== Exercise instructions ==
Each entry below should be echoed exactly, with pictures omitted.

## begin Provided entries

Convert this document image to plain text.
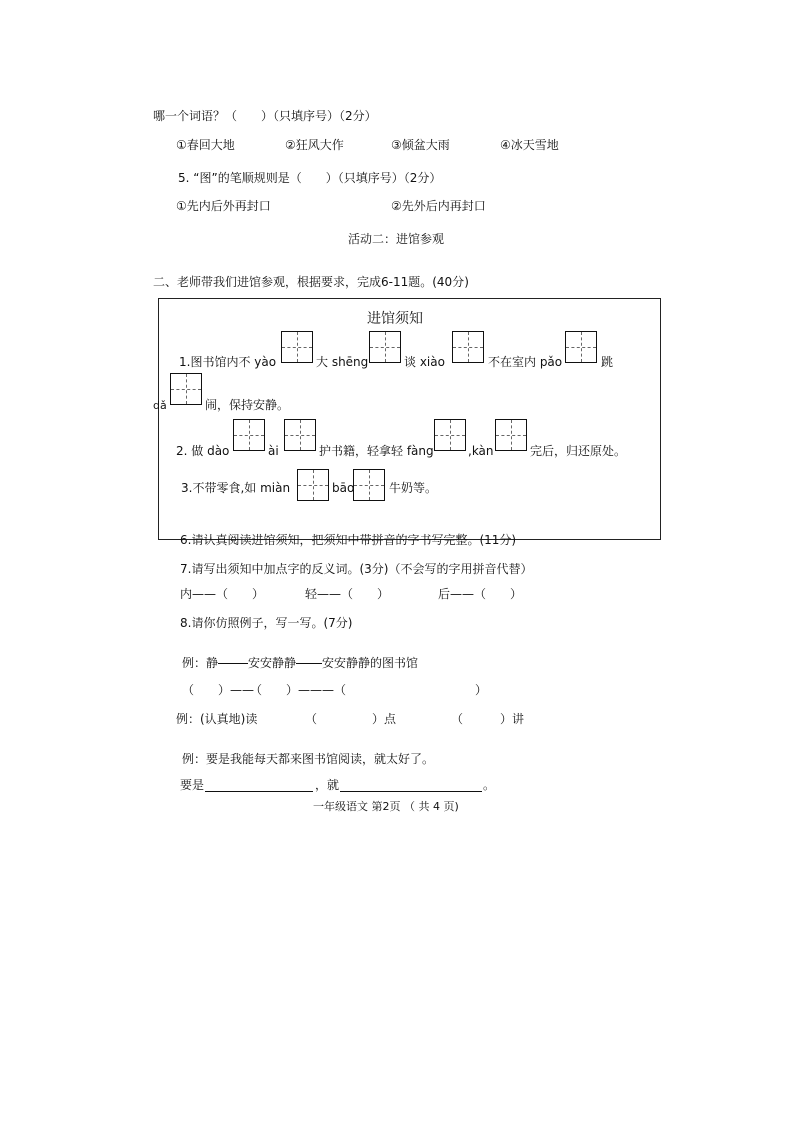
哪一个词语？（　　）（只填序号）（2分）
①春回大地	②狂风大作	③倾盆大雨	④冰天雪地
5. “图”的笔顺规则是（　　）（只填序号）（2分）
①先内后外再封口	②先外后内再封口
活动二：进馆参观
二、老师带我们进馆参观，根据要求，完成6-11题。(40分)
进馆须知
1.图书馆内不 yào	大 shēng	谈 xiào	不在室内 pǎo	跳
dǎ	闹，保持安静。
2. 做 dào	ài	护书籍，轻拿轻 fàng	,kàn	完后，归还原处。
3.不带零食,如 miàn	bāo	牛奶等。
6.请认真阅读进馆须知，把须知中带拼音的字书写完整。(11分)
7.请写出须知中加点字的反义词。(3分)（不会写的字用拼音代替）
内——（　　）	轻——（　　）	后——（　　）
8.请你仿照例子，写一写。(7分)
例：静 安安静静 安安静静的图书馆
（　　）——
（　　）———（	）
例：(认真地)读	（	）点	（	）讲
例：要是我能每天都来图书馆阅读，就太好了。
要是	，就	。
一年级语文 第2页 （ 共 4 页)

## end Provided entries

== Result of this task ==
Convert this document image to plain text.
哪一个词语？（　　）（只填序号）（2分）
①春回大地	②狂风大作	③倾盆大雨	④冰天雪地
5. “图”的笔顺规则是（　　）（只填序号）（2分）
①先内后外再封口	②先外后内再封口
活动二：进馆参观
二、老师带我们进馆参观，根据要求，完成6-11题。(40分)
进馆须知
1.图书馆内不 yào	大 shēng	谈 xiào	不在室内 pǎo	跳
dǎ	闹，保持安静。
2. 做 dào	ài	护书籍，轻拿轻 fàng	,kàn	完后，归还原处。
3.不带零食,如 miàn	bāo	牛奶等。
6.请认真阅读进馆须知，把须知中带拼音的字书写完整。(11分)
7.请写出须知中加点字的反义词。(3分)（不会写的字用拼音代替）
内——（　　）	轻——（　　）	后——（　　）
8.请你仿照例子，写一写。(7分)
例：静 安安静静 安安静静的图书馆
（　　）——
（　　）———（	）
例：(认真地)读	（	）点	（	）讲
例：要是我能每天都来图书馆阅读，就太好了。
要是	，就	。
一年级语文 第2页 （ 共 4 页)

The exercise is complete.